— DATA IN THIS EXERCISE —

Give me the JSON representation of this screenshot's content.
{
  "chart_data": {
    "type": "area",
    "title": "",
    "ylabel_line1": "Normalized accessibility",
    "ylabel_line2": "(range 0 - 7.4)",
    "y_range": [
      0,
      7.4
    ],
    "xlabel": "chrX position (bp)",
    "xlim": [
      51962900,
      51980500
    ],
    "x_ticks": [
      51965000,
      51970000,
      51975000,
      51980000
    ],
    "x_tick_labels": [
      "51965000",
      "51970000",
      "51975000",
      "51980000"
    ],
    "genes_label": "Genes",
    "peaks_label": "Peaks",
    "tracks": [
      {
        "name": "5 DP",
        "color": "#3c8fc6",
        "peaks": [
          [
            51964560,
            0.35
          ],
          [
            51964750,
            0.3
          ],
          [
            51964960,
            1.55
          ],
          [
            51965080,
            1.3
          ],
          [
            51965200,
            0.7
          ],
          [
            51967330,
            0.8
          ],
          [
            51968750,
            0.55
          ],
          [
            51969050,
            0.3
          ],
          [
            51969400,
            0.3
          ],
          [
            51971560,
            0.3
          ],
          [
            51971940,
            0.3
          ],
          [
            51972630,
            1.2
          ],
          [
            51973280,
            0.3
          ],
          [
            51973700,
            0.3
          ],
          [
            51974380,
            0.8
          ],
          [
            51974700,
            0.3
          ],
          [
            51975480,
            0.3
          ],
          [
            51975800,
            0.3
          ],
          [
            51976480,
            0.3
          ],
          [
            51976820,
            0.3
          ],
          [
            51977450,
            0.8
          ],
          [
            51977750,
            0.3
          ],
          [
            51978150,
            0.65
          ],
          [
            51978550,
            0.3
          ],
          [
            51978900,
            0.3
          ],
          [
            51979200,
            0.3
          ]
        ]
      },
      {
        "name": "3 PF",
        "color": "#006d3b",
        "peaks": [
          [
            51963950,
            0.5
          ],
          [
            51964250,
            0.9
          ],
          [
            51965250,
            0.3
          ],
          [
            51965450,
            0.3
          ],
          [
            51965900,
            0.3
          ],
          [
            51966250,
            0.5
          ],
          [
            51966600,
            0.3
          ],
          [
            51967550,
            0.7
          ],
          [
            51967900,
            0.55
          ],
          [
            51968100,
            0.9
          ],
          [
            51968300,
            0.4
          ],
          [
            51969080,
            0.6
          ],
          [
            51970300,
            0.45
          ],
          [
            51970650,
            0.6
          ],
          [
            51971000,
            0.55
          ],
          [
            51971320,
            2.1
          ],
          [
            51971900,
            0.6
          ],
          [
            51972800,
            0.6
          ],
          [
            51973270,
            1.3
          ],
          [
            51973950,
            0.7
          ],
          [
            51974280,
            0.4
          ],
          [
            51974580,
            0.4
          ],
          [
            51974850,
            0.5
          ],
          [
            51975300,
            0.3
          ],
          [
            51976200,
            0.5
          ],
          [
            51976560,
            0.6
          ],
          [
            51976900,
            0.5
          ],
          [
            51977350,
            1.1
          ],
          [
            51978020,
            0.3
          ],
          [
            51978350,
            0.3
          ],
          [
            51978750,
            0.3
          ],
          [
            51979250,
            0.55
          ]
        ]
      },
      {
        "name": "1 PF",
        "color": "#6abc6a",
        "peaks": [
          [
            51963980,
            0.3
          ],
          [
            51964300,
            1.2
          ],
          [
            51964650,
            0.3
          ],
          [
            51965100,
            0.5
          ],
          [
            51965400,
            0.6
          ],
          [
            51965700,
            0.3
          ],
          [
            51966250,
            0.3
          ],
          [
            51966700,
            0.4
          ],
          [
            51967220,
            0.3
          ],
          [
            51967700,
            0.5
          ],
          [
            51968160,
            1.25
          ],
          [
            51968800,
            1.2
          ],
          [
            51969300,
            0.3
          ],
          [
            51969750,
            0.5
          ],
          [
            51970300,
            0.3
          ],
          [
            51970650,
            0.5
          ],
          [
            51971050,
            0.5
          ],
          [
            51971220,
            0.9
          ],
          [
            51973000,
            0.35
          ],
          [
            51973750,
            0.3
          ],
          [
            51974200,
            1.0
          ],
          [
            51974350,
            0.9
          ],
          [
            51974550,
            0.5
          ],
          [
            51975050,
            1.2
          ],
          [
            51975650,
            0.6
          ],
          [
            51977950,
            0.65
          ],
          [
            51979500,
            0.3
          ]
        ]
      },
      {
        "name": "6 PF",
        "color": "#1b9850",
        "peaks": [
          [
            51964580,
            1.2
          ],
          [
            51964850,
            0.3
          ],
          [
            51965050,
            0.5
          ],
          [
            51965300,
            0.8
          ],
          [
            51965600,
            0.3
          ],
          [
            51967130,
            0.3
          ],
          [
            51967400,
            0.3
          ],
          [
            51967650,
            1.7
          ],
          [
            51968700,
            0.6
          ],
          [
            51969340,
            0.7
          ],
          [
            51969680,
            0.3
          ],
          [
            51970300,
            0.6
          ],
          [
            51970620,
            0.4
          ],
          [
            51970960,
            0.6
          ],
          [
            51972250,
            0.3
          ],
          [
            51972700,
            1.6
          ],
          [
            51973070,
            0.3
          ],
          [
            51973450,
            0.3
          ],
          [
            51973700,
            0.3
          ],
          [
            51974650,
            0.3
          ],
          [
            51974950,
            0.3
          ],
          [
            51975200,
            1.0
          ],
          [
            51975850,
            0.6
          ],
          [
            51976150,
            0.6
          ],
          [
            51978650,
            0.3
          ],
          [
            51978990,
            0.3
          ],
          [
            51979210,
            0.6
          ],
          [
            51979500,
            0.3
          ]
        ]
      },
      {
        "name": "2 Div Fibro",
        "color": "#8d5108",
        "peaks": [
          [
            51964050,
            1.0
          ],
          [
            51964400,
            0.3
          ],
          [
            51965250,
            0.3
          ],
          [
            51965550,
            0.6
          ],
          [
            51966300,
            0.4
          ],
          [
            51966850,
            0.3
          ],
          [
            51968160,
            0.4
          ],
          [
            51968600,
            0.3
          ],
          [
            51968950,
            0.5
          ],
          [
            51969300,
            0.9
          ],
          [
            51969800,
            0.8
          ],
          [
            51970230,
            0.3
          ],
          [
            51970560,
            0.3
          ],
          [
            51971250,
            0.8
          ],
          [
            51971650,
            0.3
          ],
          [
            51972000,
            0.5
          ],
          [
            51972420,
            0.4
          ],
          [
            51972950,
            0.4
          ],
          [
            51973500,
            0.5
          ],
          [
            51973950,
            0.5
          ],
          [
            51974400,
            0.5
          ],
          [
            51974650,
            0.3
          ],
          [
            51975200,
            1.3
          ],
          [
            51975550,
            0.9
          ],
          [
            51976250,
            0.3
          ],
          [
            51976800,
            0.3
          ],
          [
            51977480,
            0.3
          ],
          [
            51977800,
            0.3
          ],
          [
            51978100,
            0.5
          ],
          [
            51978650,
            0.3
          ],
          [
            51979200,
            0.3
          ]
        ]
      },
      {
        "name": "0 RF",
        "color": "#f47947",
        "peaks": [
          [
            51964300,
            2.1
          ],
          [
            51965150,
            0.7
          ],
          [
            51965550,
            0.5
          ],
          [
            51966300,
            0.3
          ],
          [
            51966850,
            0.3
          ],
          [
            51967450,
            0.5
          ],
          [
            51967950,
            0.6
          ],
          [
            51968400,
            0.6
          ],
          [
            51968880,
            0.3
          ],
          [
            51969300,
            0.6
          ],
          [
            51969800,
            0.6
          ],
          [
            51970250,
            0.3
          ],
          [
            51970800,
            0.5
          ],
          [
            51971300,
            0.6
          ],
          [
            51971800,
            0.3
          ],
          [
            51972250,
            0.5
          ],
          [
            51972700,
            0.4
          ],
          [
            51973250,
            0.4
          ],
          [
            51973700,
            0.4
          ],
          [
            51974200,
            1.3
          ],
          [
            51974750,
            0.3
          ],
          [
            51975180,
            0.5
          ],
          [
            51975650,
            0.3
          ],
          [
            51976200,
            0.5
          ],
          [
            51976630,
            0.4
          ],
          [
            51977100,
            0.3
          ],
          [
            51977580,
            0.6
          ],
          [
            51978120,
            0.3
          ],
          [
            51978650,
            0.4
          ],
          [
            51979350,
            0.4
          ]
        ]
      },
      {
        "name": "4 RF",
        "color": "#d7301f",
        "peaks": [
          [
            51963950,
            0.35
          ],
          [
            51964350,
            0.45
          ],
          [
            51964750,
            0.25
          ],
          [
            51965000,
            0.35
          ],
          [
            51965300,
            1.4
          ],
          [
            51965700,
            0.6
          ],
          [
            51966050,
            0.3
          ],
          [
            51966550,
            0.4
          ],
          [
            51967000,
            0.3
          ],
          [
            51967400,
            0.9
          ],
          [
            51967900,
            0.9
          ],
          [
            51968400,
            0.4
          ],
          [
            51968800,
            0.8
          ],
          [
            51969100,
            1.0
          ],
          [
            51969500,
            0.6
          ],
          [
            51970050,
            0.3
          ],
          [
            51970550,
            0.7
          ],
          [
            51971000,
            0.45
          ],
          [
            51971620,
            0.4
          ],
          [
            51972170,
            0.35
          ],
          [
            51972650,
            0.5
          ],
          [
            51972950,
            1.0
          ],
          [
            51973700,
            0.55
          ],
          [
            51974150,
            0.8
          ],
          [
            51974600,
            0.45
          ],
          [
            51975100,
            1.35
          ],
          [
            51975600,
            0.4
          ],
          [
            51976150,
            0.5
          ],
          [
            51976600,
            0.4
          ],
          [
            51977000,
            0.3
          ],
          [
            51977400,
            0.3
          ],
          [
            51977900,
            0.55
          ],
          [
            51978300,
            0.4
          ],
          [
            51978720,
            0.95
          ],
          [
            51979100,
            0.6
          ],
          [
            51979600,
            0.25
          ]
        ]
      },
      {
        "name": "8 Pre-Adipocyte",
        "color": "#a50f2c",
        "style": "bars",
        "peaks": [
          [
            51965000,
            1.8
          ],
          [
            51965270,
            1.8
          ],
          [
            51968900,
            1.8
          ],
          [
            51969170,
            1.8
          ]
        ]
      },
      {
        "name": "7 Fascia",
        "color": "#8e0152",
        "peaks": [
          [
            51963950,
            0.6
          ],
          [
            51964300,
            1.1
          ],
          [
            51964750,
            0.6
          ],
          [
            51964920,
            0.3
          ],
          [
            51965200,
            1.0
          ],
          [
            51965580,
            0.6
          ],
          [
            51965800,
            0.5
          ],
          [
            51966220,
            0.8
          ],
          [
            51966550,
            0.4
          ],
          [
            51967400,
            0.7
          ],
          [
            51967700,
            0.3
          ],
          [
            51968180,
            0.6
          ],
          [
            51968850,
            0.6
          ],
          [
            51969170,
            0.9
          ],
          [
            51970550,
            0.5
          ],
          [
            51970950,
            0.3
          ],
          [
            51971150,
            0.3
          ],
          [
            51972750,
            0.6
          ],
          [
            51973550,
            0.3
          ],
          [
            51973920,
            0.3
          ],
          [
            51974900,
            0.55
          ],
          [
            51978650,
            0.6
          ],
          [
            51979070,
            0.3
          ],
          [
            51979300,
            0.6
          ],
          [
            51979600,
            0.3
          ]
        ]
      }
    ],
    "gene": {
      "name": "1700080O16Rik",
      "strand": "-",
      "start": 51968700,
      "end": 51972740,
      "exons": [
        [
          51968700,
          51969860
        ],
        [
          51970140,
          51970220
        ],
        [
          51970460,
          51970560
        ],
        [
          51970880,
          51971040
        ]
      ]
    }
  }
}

— TASK TO CARRY OUT —
Return every line from the entries above that includes the word "color".

— EXPECTED ANSWER —
        "color": "#3c8fc6",
        "color": "#006d3b",
        "color": "#6abc6a",
        "color": "#1b9850",
        "color": "#8d5108",
        "color": "#f47947",
        "color": "#d7301f",
        "color": "#a50f2c",
        "color": "#8e0152",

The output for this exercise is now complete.